───── SOURCE DATA ─────
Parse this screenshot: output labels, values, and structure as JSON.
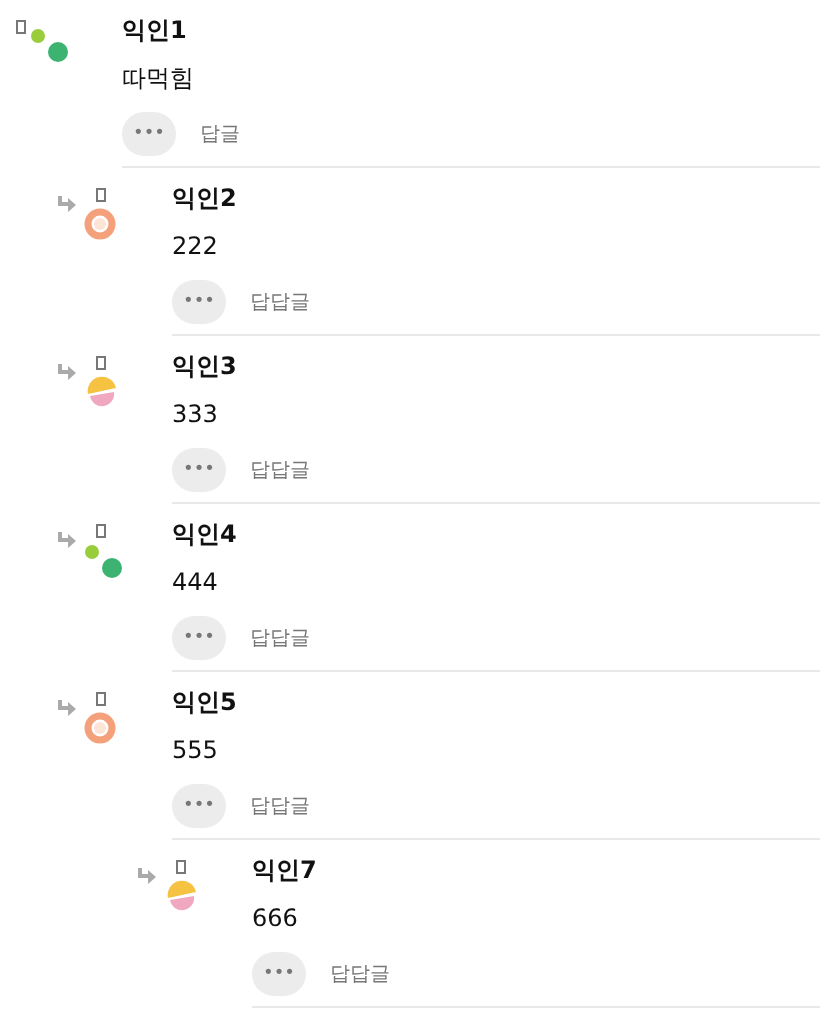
{
  "comments": [
    {
      "author": "익인1",
      "body": "따먹힘",
      "avatar": {
        "kind": "dots"
      },
      "menu": "•••",
      "action": "답글",
      "children": [
        {
          "author": "익인2",
          "body": "222",
          "avatar": {
            "kind": "ring"
          },
          "menu": "•••",
          "action": "답답글"
        },
        {
          "author": "익인3",
          "body": "333",
          "avatar": {
            "kind": "moon"
          },
          "menu": "•••",
          "action": "답답글"
        },
        {
          "author": "익인4",
          "body": "444",
          "avatar": {
            "kind": "dots"
          },
          "menu": "•••",
          "action": "답답글"
        },
        {
          "author": "익인5",
          "body": "555",
          "avatar": {
            "kind": "ring"
          },
          "menu": "•••",
          "action": "답답글",
          "children": [
            {
              "author": "익인7",
              "body": "666",
              "avatar": {
                "kind": "moon"
              },
              "menu": "•••",
              "action": "답답글"
            }
          ]
        }
      ]
    }
  ]
}
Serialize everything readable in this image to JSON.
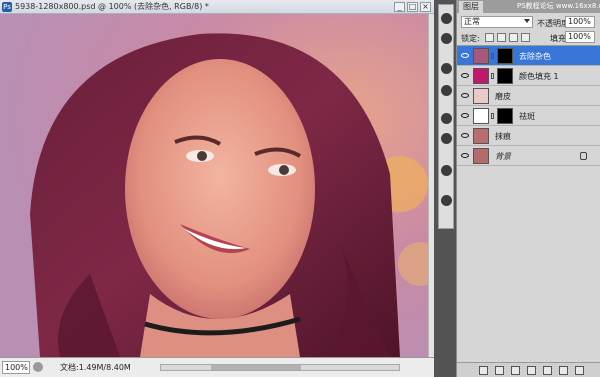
{
  "document": {
    "title": "5938-1280x800.psd @ 100% (去除杂色, RGB/8) *",
    "app_icon": "Ps",
    "zoom": "100%",
    "doc_info": "文档:1.49M/8.40M",
    "window_buttons": [
      "_",
      "□",
      "×"
    ]
  },
  "layers_panel": {
    "tab_label": "图层",
    "watermark": "PS教程论坛 www.16xx8.com",
    "blend_mode": "正常",
    "opacity_label": "不透明度:",
    "opacity_value": "100%",
    "lock_label": "锁定:",
    "fill_label": "填充:",
    "fill_value": "100%",
    "layers": [
      {
        "name": "去除杂色",
        "selected": true,
        "thumb_color": "#a8587a",
        "has_mask": true
      },
      {
        "name": "颜色填充 1",
        "selected": false,
        "thumb_color": "#c0186a",
        "has_mask": true
      },
      {
        "name": "磨皮",
        "selected": false,
        "thumb_color": "#e9c9c9",
        "has_mask": false
      },
      {
        "name": "祛斑",
        "selected": false,
        "thumb_color": "#ffffff",
        "has_mask": true
      },
      {
        "name": "抹痕",
        "selected": false,
        "thumb_color": "#b86d6f",
        "has_mask": false
      },
      {
        "name": "背景",
        "selected": false,
        "thumb_color": "#b46b6a",
        "has_mask": false,
        "locked": true
      }
    ]
  },
  "colors": {
    "selected_layer": "#3876d8",
    "canvas_tint": "#c9a5bf"
  }
}
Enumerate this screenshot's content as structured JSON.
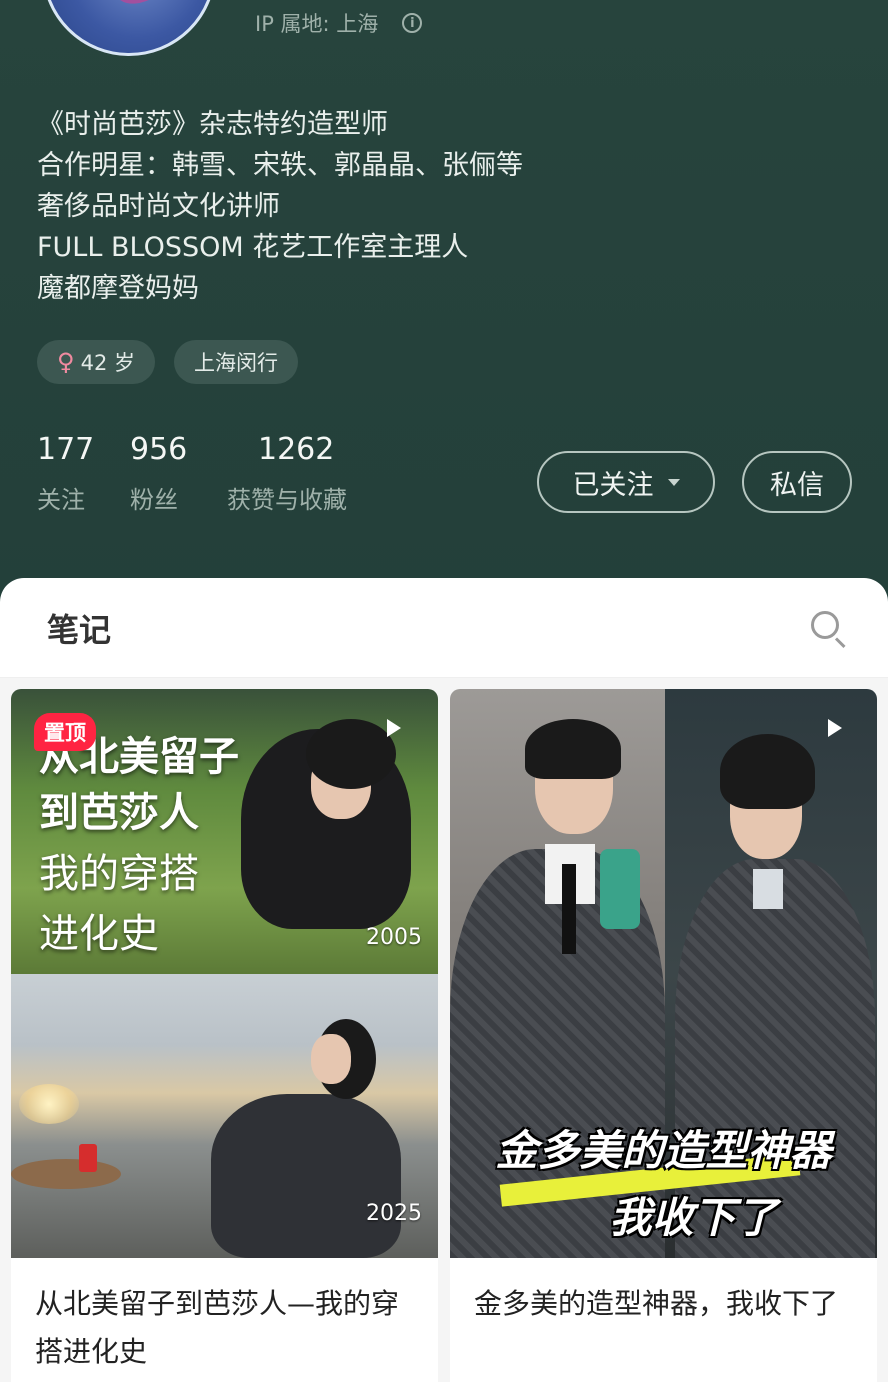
{
  "profile": {
    "ip_location": "IP 属地: 上海",
    "bio_lines": [
      "《时尚芭莎》杂志特约造型师",
      "合作明星：韩雪、宋轶、郭晶晶、张俪等",
      "奢侈品时尚文化讲师",
      "FULL BLOSSOM 花艺工作室主理人",
      "魔都摩登妈妈"
    ],
    "tags": {
      "age": "42 岁",
      "location": "上海闵行"
    },
    "stats": [
      {
        "value": "177",
        "label": "关注"
      },
      {
        "value": "956",
        "label": "粉丝"
      },
      {
        "value": "1262",
        "label": "获赞与收藏"
      }
    ],
    "follow_button": "已关注",
    "message_button": "私信"
  },
  "tabs": {
    "notes": "笔记"
  },
  "notes": [
    {
      "pinned_label": "置顶",
      "cover_text": [
        "从北美留子",
        "到芭莎人",
        "我的穿搭",
        "进化史"
      ],
      "year_top": "2005",
      "year_bottom": "2025",
      "caption": "从北美留子到芭莎人—我的穿搭进化史"
    },
    {
      "cover_text": [
        "金多美的造型神器",
        "我收下了"
      ],
      "caption": "金多美的造型神器，我收下了"
    }
  ],
  "colors": {
    "header_bg": "#25413b",
    "pin_badge": "#ff2442",
    "highlight": "#e8f03a"
  },
  "icons": [
    "female-icon",
    "info-icon",
    "search-icon",
    "play-icon",
    "caret-down-icon"
  ]
}
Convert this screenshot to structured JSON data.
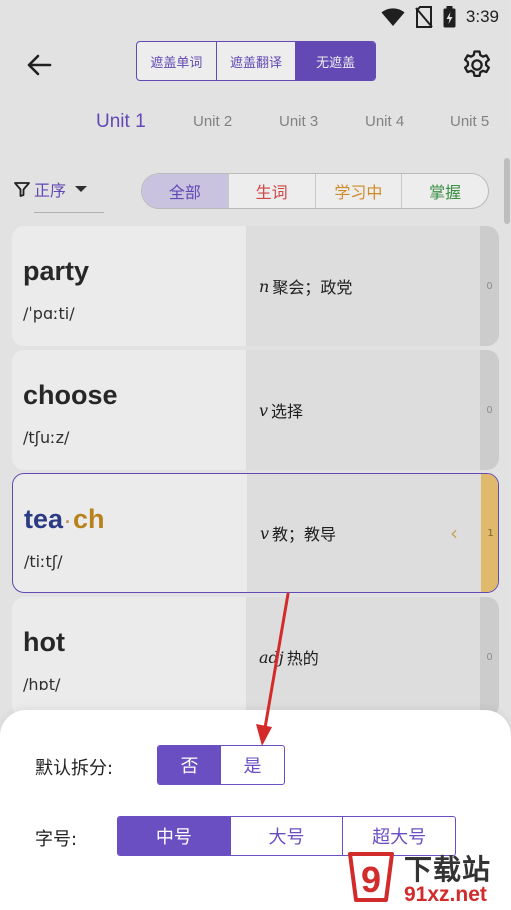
{
  "status_bar": {
    "time": "3:39",
    "icons": [
      "wifi-icon",
      "no-sim-icon",
      "battery-icon"
    ]
  },
  "header": {
    "back_icon": "arrow-left-icon",
    "settings_icon": "gear-icon",
    "cover_modes": [
      {
        "label": "遮盖单词",
        "active": false
      },
      {
        "label": "遮盖翻译",
        "active": false
      },
      {
        "label": "无遮盖",
        "active": true
      }
    ]
  },
  "unit_tabs": [
    {
      "label": "Unit 1",
      "active": true
    },
    {
      "label": "Unit 2",
      "active": false
    },
    {
      "label": "Unit 3",
      "active": false
    },
    {
      "label": "Unit 4",
      "active": false
    },
    {
      "label": "Unit 5",
      "active": false
    }
  ],
  "filter": {
    "sort_label": "正序",
    "filter_icon": "funnel-icon",
    "dropdown_icon": "caret-down-icon",
    "tabs": [
      {
        "label": "全部",
        "color": "#6a4fc2",
        "active": true
      },
      {
        "label": "生词",
        "color": "#e04a4a",
        "active": false
      },
      {
        "label": "学习中",
        "color": "#e0962f",
        "active": false
      },
      {
        "label": "掌握",
        "color": "#3f9b4a",
        "active": false
      }
    ]
  },
  "words": [
    {
      "word": "party",
      "phonetic": "/ˈpɑːti/",
      "pos": "n",
      "meaning": "聚会；政党",
      "count": "0"
    },
    {
      "word": "choose",
      "phonetic": "/tʃuːz/",
      "pos": "v",
      "meaning": "选择",
      "count": "0"
    },
    {
      "word_part1": "tea",
      "word_sep": "·",
      "word_part2": "ch",
      "phonetic": "/tiːtʃ/",
      "pos": "v",
      "meaning": "教；教导",
      "count": "1",
      "chevron": "‹"
    },
    {
      "word": "hot",
      "phonetic": "/hɒt/",
      "pos": "adj",
      "meaning": "热的",
      "count": "0"
    }
  ],
  "sheet": {
    "split_label": "默认拆分:",
    "split_options": [
      {
        "label": "否",
        "active": true
      },
      {
        "label": "是",
        "active": false
      }
    ],
    "size_label": "字号:",
    "size_options": [
      {
        "label": "中号",
        "active": true
      },
      {
        "label": "大号",
        "active": false
      },
      {
        "label": "超大号",
        "active": false
      }
    ]
  },
  "watermark": {
    "title": "下载站",
    "url": "91xz.net",
    "badge_text": "9"
  },
  "colors": {
    "accent": "#6a4fc2",
    "learning_strip": "#f2c975",
    "annotation_arrow": "#d42a2a"
  }
}
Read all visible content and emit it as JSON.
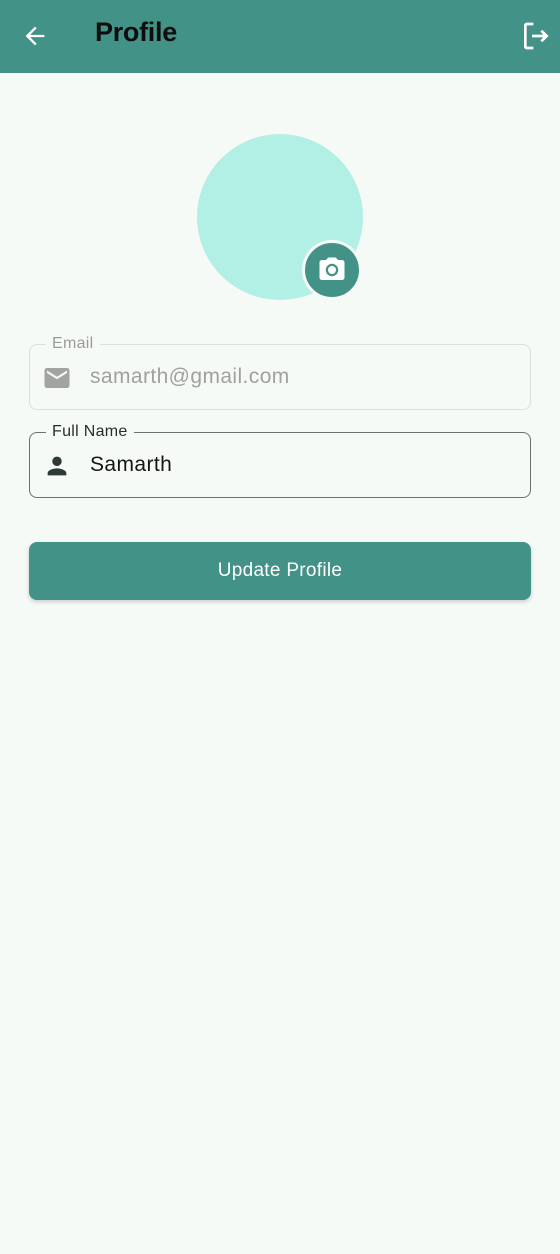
{
  "app_bar": {
    "title": "Profile",
    "back_icon": "arrow-left-icon",
    "logout_icon": "logout-icon",
    "background_color": "#439287"
  },
  "avatar": {
    "background_color": "#b2f0e5",
    "camera_icon": "camera-icon"
  },
  "form": {
    "email": {
      "label": "Email",
      "value": "samarth@gmail.com",
      "icon": "mail-icon",
      "enabled": false
    },
    "full_name": {
      "label": "Full Name",
      "value": "Samarth",
      "icon": "person-icon",
      "enabled": true
    }
  },
  "update_button": {
    "label": "Update Profile",
    "color": "#439287"
  }
}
─────
◆ WHAT TO PRODUCE: Pull out all lines from the entries above that include the word "screenshot".

◆ RESPONSE TO THIS TASK:
Parse this screenshot: output labels, values, and structure as JSON.
Enumerate this screenshot's content as structured JSON.
Convert this screenshot to structured JSON data.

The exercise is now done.